> _Written request_
Pictures aside, repeat every entry exactly.
— BEGIN Task material —
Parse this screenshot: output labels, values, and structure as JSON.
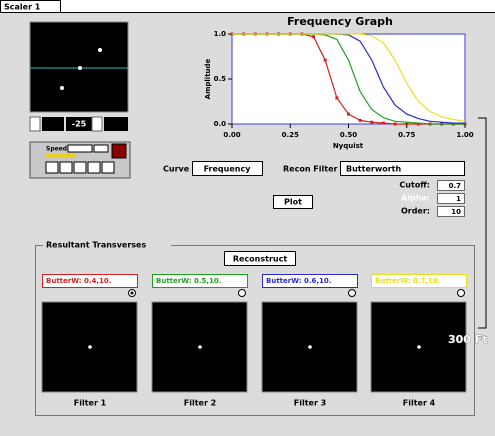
{
  "tab": "Scaler 1",
  "viewer": {
    "speed_label": "Speed",
    "offset": "-25"
  },
  "chart_data": {
    "type": "line",
    "title": "Frequency Graph",
    "x_label": "Nyquist",
    "y_label": "Amplitude",
    "x": [
      0,
      0.05,
      0.1,
      0.15,
      0.2,
      0.25,
      0.3,
      0.35,
      0.4,
      0.45,
      0.5,
      0.55,
      0.6,
      0.65,
      0.7,
      0.75,
      0.8,
      0.85,
      0.9,
      0.95,
      1
    ],
    "series": [
      {
        "color": "#d42020",
        "marker": "square",
        "values": [
          1,
          1,
          1,
          1,
          1,
          1,
          1,
          0.97,
          0.71,
          0.29,
          0.11,
          0.04,
          0.02,
          0.01,
          0,
          0,
          0,
          0,
          0,
          0,
          0
        ]
      },
      {
        "color": "#20a020",
        "values": [
          1,
          1,
          1,
          1,
          1,
          1,
          1,
          1,
          0.99,
          0.94,
          0.71,
          0.36,
          0.16,
          0.07,
          0.03,
          0.02,
          0.01,
          0,
          0,
          0,
          0
        ]
      },
      {
        "color": "#2828d0",
        "values": [
          1,
          1,
          1,
          1,
          1,
          1,
          1,
          1,
          1,
          1,
          0.99,
          0.92,
          0.71,
          0.41,
          0.21,
          0.11,
          0.06,
          0.03,
          0.02,
          0.01,
          0.01
        ]
      },
      {
        "color": "#e8e020",
        "values": [
          1,
          1,
          1,
          1,
          1,
          1,
          1,
          1,
          1,
          1,
          1,
          1,
          0.98,
          0.9,
          0.71,
          0.45,
          0.25,
          0.14,
          0.08,
          0.05,
          0.03
        ]
      }
    ],
    "xlim": [
      0,
      1
    ],
    "ylim": [
      0,
      1
    ],
    "xticks": [
      {
        "value": 0,
        "label": "0.00"
      },
      {
        "value": 0.25,
        "label": "0.25"
      },
      {
        "value": 0.5,
        "label": "0.50"
      },
      {
        "value": 0.75,
        "label": "0.75"
      },
      {
        "value": 1,
        "label": "1.00"
      }
    ],
    "yticks": [
      {
        "value": 0,
        "label": "0.0"
      },
      {
        "value": 0.5,
        "label": "0.5"
      },
      {
        "value": 1,
        "label": "1.0"
      }
    ]
  },
  "controls": {
    "curve_label": "Curve",
    "curve": "Frequency",
    "recon_label": "Recon Filter",
    "recon": "Butterworth",
    "cutoff_label": "Cutoff:",
    "cutoff": "0.7",
    "alpha_label": "Alpha:",
    "alpha": "1",
    "order_label": "Order:",
    "order": "10",
    "plot": "Plot"
  },
  "results": {
    "title": "Resultant Transverses",
    "reconstruct": "Reconstruct",
    "filters": [
      {
        "label": "ButterW: 0.4,10.",
        "name": "Filter 1"
      },
      {
        "label": "ButterW: 0.5,10.",
        "name": "Filter 2"
      },
      {
        "label": "ButterW: 0.6,10.",
        "name": "Filter 3"
      },
      {
        "label": "ButterW: 0.7,10.",
        "name": "Filter 4"
      }
    ]
  },
  "overlay": "300 Ft"
}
— END Task material —
> _The output_
Parse this screenshot: output labels, values, and structure as JSON.
{
  "tab": "Scaler 1",
  "viewer": {
    "speed_label": "Speed",
    "offset": "-25"
  },
  "chart_data": {
    "type": "line",
    "title": "Frequency Graph",
    "x_label": "Nyquist",
    "y_label": "Amplitude",
    "x": [
      0,
      0.05,
      0.1,
      0.15,
      0.2,
      0.25,
      0.3,
      0.35,
      0.4,
      0.45,
      0.5,
      0.55,
      0.6,
      0.65,
      0.7,
      0.75,
      0.8,
      0.85,
      0.9,
      0.95,
      1
    ],
    "series": [
      {
        "color": "#d42020",
        "marker": "square",
        "values": [
          1,
          1,
          1,
          1,
          1,
          1,
          1,
          0.97,
          0.71,
          0.29,
          0.11,
          0.04,
          0.02,
          0.01,
          0,
          0,
          0,
          0,
          0,
          0,
          0
        ]
      },
      {
        "color": "#20a020",
        "values": [
          1,
          1,
          1,
          1,
          1,
          1,
          1,
          1,
          0.99,
          0.94,
          0.71,
          0.36,
          0.16,
          0.07,
          0.03,
          0.02,
          0.01,
          0,
          0,
          0,
          0
        ]
      },
      {
        "color": "#2828d0",
        "values": [
          1,
          1,
          1,
          1,
          1,
          1,
          1,
          1,
          1,
          1,
          0.99,
          0.92,
          0.71,
          0.41,
          0.21,
          0.11,
          0.06,
          0.03,
          0.02,
          0.01,
          0.01
        ]
      },
      {
        "color": "#e8e020",
        "values": [
          1,
          1,
          1,
          1,
          1,
          1,
          1,
          1,
          1,
          1,
          1,
          1,
          0.98,
          0.9,
          0.71,
          0.45,
          0.25,
          0.14,
          0.08,
          0.05,
          0.03
        ]
      }
    ],
    "xlim": [
      0,
      1
    ],
    "ylim": [
      0,
      1
    ],
    "xticks": [
      {
        "value": 0,
        "label": "0.00"
      },
      {
        "value": 0.25,
        "label": "0.25"
      },
      {
        "value": 0.5,
        "label": "0.50"
      },
      {
        "value": 0.75,
        "label": "0.75"
      },
      {
        "value": 1,
        "label": "1.00"
      }
    ],
    "yticks": [
      {
        "value": 0,
        "label": "0.0"
      },
      {
        "value": 0.5,
        "label": "0.5"
      },
      {
        "value": 1,
        "label": "1.0"
      }
    ]
  },
  "controls": {
    "curve_label": "Curve",
    "curve": "Frequency",
    "recon_label": "Recon Filter",
    "recon": "Butterworth",
    "cutoff_label": "Cutoff:",
    "cutoff": "0.7",
    "alpha_label": "Alpha:",
    "alpha": "1",
    "order_label": "Order:",
    "order": "10",
    "plot": "Plot"
  },
  "results": {
    "title": "Resultant Transverses",
    "reconstruct": "Reconstruct",
    "filters": [
      {
        "label": "ButterW: 0.4,10.",
        "name": "Filter 1"
      },
      {
        "label": "ButterW: 0.5,10.",
        "name": "Filter 2"
      },
      {
        "label": "ButterW: 0.6,10.",
        "name": "Filter 3"
      },
      {
        "label": "ButterW: 0.7,10.",
        "name": "Filter 4"
      }
    ]
  },
  "overlay": "300 Ft"
}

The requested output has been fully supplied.